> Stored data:
————
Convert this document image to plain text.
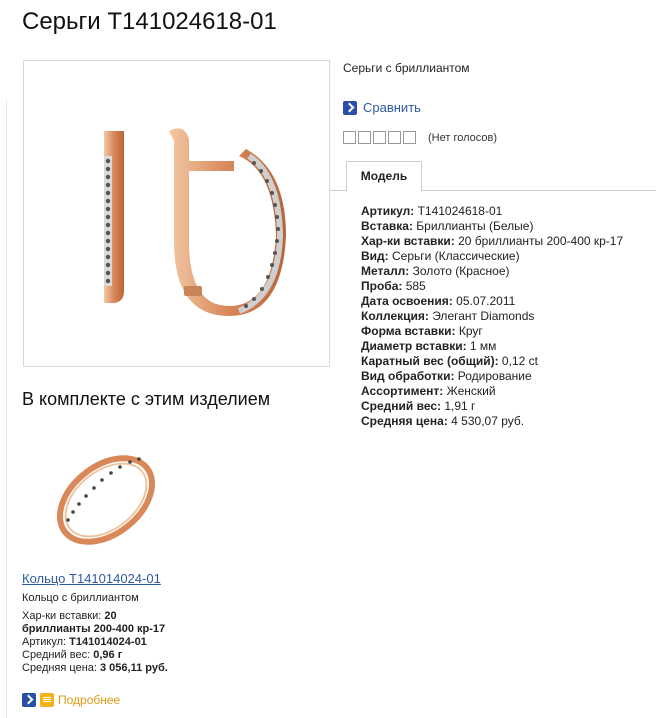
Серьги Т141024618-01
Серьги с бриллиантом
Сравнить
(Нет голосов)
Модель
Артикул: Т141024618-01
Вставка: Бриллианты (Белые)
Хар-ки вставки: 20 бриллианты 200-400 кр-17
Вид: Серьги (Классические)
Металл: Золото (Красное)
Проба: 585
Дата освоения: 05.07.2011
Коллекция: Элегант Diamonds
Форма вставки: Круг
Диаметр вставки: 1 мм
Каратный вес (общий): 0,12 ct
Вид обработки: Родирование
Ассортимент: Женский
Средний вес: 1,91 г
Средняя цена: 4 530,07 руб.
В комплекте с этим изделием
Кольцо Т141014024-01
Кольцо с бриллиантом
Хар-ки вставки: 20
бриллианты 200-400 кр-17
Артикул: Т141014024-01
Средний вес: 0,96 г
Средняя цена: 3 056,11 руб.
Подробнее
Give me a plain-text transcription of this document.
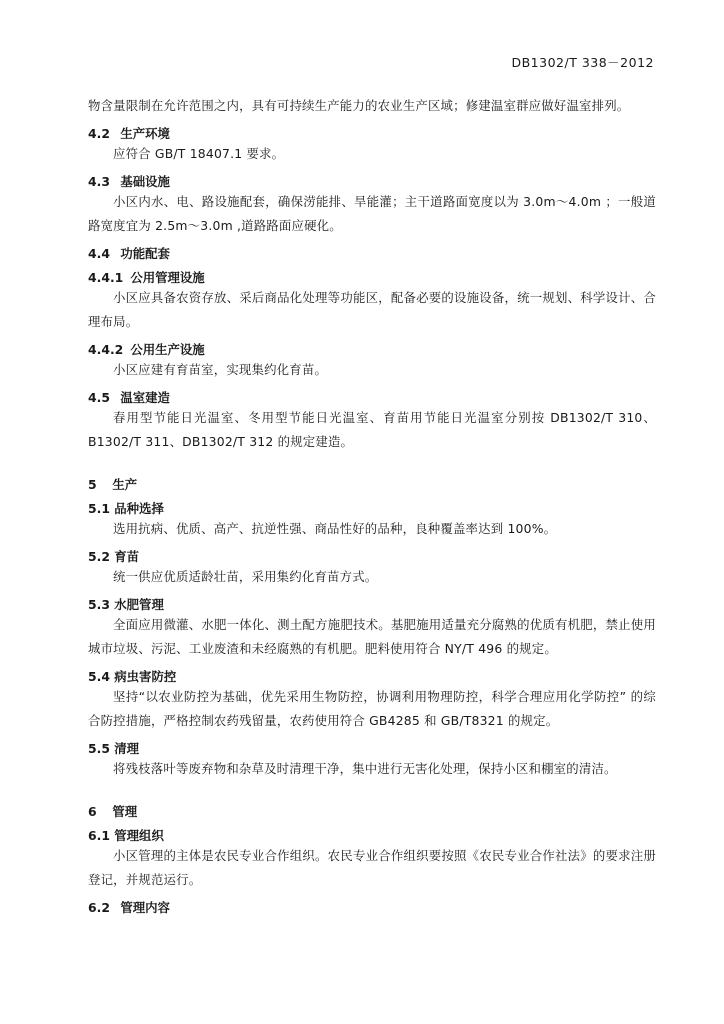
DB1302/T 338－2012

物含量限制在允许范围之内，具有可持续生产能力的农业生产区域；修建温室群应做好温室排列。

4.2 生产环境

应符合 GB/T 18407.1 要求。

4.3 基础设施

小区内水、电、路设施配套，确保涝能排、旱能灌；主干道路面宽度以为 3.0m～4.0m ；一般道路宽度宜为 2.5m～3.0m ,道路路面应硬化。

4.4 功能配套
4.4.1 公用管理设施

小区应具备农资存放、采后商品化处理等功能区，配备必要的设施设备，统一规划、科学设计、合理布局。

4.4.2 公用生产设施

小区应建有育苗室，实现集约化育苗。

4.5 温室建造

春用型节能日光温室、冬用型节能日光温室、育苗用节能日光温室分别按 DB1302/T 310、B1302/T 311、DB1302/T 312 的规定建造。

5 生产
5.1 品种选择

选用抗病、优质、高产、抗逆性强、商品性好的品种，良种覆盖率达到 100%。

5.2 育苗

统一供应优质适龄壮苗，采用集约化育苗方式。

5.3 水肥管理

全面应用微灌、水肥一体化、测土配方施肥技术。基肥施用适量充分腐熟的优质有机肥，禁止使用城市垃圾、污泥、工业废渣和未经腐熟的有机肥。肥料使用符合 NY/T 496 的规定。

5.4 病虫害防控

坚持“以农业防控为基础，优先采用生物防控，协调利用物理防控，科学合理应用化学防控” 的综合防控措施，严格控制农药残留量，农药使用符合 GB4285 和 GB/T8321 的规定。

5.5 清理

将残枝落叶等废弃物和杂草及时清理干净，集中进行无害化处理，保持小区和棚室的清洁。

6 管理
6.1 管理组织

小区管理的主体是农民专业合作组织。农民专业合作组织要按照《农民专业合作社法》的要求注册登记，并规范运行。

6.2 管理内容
————
> Your task: Locate each line containing the string "Серьги" and show it.

> Task output:
Серьги Т141024618-01
Серьги с бриллиантом
Вид: Серьги (Классические)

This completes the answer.